● **Task brief**:
Return each line of the material verbatim.

● **Dataset entries**:
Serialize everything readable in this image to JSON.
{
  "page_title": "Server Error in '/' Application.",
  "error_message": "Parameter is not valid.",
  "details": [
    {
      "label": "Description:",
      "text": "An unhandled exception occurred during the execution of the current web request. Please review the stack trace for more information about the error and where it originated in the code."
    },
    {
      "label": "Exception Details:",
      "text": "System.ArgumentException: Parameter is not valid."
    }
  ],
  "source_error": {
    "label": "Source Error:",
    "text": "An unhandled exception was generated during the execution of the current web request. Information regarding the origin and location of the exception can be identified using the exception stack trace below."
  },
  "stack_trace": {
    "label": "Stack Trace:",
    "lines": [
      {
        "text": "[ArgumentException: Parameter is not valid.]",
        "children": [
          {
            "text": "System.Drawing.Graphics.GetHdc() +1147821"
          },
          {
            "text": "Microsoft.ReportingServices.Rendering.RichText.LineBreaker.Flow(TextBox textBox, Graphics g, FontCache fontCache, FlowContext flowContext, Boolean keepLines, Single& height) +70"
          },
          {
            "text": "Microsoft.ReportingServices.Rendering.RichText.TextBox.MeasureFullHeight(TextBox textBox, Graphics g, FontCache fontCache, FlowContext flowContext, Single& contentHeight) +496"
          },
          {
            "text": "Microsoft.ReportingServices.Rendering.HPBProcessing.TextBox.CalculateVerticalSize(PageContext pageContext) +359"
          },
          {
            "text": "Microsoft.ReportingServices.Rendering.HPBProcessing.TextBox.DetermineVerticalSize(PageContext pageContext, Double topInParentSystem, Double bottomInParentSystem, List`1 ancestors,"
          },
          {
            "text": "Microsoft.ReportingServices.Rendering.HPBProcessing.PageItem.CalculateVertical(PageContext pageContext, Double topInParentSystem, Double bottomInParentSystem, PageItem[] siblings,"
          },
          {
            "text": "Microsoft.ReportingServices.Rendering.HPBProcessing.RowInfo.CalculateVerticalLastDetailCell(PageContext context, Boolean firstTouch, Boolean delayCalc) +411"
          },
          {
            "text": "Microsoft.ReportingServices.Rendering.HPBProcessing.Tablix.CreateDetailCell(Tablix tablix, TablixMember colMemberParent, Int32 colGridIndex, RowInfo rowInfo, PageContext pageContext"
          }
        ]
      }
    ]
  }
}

● **Finished answer**:
Serialize everything readable in this image to JSON.
{
  "page_title": "Server Error in '/' Application.",
  "error_message": "Parameter is not valid.",
  "details": [
    {
      "label": "Description:",
      "text": "An unhandled exception occurred during the execution of the current web request. Please review the stack trace for more information about the error and where it originated in the code."
    },
    {
      "label": "Exception Details:",
      "text": "System.ArgumentException: Parameter is not valid."
    }
  ],
  "source_error": {
    "label": "Source Error:",
    "text": "An unhandled exception was generated during the execution of the current web request. Information regarding the origin and location of the exception can be identified using the exception stack trace below."
  },
  "stack_trace": {
    "label": "Stack Trace:",
    "lines": [
      {
        "text": "[ArgumentException: Parameter is not valid.]",
        "children": [
          {
            "text": "System.Drawing.Graphics.GetHdc() +1147821"
          },
          {
            "text": "Microsoft.ReportingServices.Rendering.RichText.LineBreaker.Flow(TextBox textBox, Graphics g, FontCache fontCache, FlowContext flowContext, Boolean keepLines, Single& height) +70"
          },
          {
            "text": "Microsoft.ReportingServices.Rendering.RichText.TextBox.MeasureFullHeight(TextBox textBox, Graphics g, FontCache fontCache, FlowContext flowContext, Single& contentHeight) +496"
          },
          {
            "text": "Microsoft.ReportingServices.Rendering.HPBProcessing.TextBox.CalculateVerticalSize(PageContext pageContext) +359"
          },
          {
            "text": "Microsoft.ReportingServices.Rendering.HPBProcessing.TextBox.DetermineVerticalSize(PageContext pageContext, Double topInParentSystem, Double bottomInParentSystem, List`1 ancestors,"
          },
          {
            "text": "Microsoft.ReportingServices.Rendering.HPBProcessing.PageItem.CalculateVertical(PageContext pageContext, Double topInParentSystem, Double bottomInParentSystem, PageItem[] siblings,"
          },
          {
            "text": "Microsoft.ReportingServices.Rendering.HPBProcessing.RowInfo.CalculateVerticalLastDetailCell(PageContext context, Boolean firstTouch, Boolean delayCalc) +411"
          },
          {
            "text": "Microsoft.ReportingServices.Rendering.HPBProcessing.Tablix.CreateDetailCell(Tablix tablix, TablixMember colMemberParent, Int32 colGridIndex, RowInfo rowInfo, PageContext pageContext"
          }
        ]
      }
    ]
  }
}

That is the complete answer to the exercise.